**Your goal:** Keep the pictures out of the copy and repeat the records exactly.

**Data in this exercise:**

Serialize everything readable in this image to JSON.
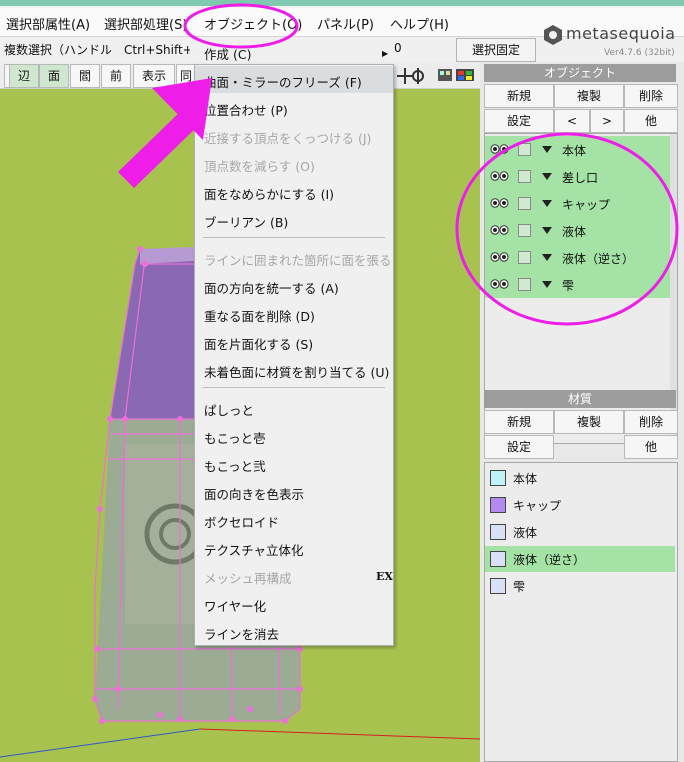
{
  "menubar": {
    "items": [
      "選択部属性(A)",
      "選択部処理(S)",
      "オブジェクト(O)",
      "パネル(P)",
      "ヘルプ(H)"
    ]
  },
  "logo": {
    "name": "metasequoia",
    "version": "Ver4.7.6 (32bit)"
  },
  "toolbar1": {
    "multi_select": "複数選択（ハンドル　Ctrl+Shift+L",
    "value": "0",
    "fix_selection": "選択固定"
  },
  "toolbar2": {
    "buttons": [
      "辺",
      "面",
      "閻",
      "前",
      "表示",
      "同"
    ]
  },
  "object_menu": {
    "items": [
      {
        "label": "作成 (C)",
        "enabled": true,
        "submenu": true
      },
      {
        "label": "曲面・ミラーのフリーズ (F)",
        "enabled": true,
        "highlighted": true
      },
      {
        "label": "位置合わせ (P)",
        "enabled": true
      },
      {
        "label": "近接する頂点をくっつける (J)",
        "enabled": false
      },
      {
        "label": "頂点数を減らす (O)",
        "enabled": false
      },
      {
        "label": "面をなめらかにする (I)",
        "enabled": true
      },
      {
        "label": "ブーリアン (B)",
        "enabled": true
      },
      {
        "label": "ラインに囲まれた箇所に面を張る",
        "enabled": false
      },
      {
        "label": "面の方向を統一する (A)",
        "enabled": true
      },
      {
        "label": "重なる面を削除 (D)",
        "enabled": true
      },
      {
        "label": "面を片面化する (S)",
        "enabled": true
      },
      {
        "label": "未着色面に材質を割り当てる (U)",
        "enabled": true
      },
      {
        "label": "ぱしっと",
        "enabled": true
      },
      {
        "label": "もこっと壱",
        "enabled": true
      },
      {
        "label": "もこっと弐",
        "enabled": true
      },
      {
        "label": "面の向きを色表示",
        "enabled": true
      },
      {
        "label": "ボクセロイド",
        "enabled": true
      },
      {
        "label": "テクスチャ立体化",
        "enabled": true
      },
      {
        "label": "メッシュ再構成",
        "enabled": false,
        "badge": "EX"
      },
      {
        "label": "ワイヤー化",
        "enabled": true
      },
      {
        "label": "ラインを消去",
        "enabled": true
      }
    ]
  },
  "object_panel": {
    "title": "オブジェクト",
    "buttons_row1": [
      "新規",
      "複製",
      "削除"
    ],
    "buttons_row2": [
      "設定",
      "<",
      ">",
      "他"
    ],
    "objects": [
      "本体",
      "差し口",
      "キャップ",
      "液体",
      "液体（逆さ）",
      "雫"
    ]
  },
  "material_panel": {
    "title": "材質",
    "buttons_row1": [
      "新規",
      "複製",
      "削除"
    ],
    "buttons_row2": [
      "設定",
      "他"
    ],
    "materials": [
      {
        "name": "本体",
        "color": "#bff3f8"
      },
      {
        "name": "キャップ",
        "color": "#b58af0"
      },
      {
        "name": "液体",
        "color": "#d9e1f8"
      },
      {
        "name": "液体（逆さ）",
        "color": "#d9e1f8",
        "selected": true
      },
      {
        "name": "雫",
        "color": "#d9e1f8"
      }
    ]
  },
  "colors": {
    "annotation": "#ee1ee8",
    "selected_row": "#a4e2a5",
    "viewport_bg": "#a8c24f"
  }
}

**The response:**
Serialize everything readable in this image to JSON.
{
  "menubar": {
    "items": [
      "選択部属性(A)",
      "選択部処理(S)",
      "オブジェクト(O)",
      "パネル(P)",
      "ヘルプ(H)"
    ]
  },
  "logo": {
    "name": "metasequoia",
    "version": "Ver4.7.6 (32bit)"
  },
  "toolbar1": {
    "multi_select": "複数選択（ハンドル　Ctrl+Shift+L",
    "value": "0",
    "fix_selection": "選択固定"
  },
  "toolbar2": {
    "buttons": [
      "辺",
      "面",
      "閻",
      "前",
      "表示",
      "同"
    ]
  },
  "object_menu": {
    "items": [
      {
        "label": "作成 (C)",
        "enabled": true,
        "submenu": true
      },
      {
        "label": "曲面・ミラーのフリーズ (F)",
        "enabled": true,
        "highlighted": true
      },
      {
        "label": "位置合わせ (P)",
        "enabled": true
      },
      {
        "label": "近接する頂点をくっつける (J)",
        "enabled": false
      },
      {
        "label": "頂点数を減らす (O)",
        "enabled": false
      },
      {
        "label": "面をなめらかにする (I)",
        "enabled": true
      },
      {
        "label": "ブーリアン (B)",
        "enabled": true
      },
      {
        "label": "ラインに囲まれた箇所に面を張る",
        "enabled": false
      },
      {
        "label": "面の方向を統一する (A)",
        "enabled": true
      },
      {
        "label": "重なる面を削除 (D)",
        "enabled": true
      },
      {
        "label": "面を片面化する (S)",
        "enabled": true
      },
      {
        "label": "未着色面に材質を割り当てる (U)",
        "enabled": true
      },
      {
        "label": "ぱしっと",
        "enabled": true
      },
      {
        "label": "もこっと壱",
        "enabled": true
      },
      {
        "label": "もこっと弐",
        "enabled": true
      },
      {
        "label": "面の向きを色表示",
        "enabled": true
      },
      {
        "label": "ボクセロイド",
        "enabled": true
      },
      {
        "label": "テクスチャ立体化",
        "enabled": true
      },
      {
        "label": "メッシュ再構成",
        "enabled": false,
        "badge": "EX"
      },
      {
        "label": "ワイヤー化",
        "enabled": true
      },
      {
        "label": "ラインを消去",
        "enabled": true
      }
    ]
  },
  "object_panel": {
    "title": "オブジェクト",
    "buttons_row1": [
      "新規",
      "複製",
      "削除"
    ],
    "buttons_row2": [
      "設定",
      "<",
      ">",
      "他"
    ],
    "objects": [
      "本体",
      "差し口",
      "キャップ",
      "液体",
      "液体（逆さ）",
      "雫"
    ]
  },
  "material_panel": {
    "title": "材質",
    "buttons_row1": [
      "新規",
      "複製",
      "削除"
    ],
    "buttons_row2": [
      "設定",
      "他"
    ],
    "materials": [
      {
        "name": "本体",
        "color": "#bff3f8"
      },
      {
        "name": "キャップ",
        "color": "#b58af0"
      },
      {
        "name": "液体",
        "color": "#d9e1f8"
      },
      {
        "name": "液体（逆さ）",
        "color": "#d9e1f8",
        "selected": true
      },
      {
        "name": "雫",
        "color": "#d9e1f8"
      }
    ]
  },
  "colors": {
    "annotation": "#ee1ee8",
    "selected_row": "#a4e2a5",
    "viewport_bg": "#a8c24f"
  }
}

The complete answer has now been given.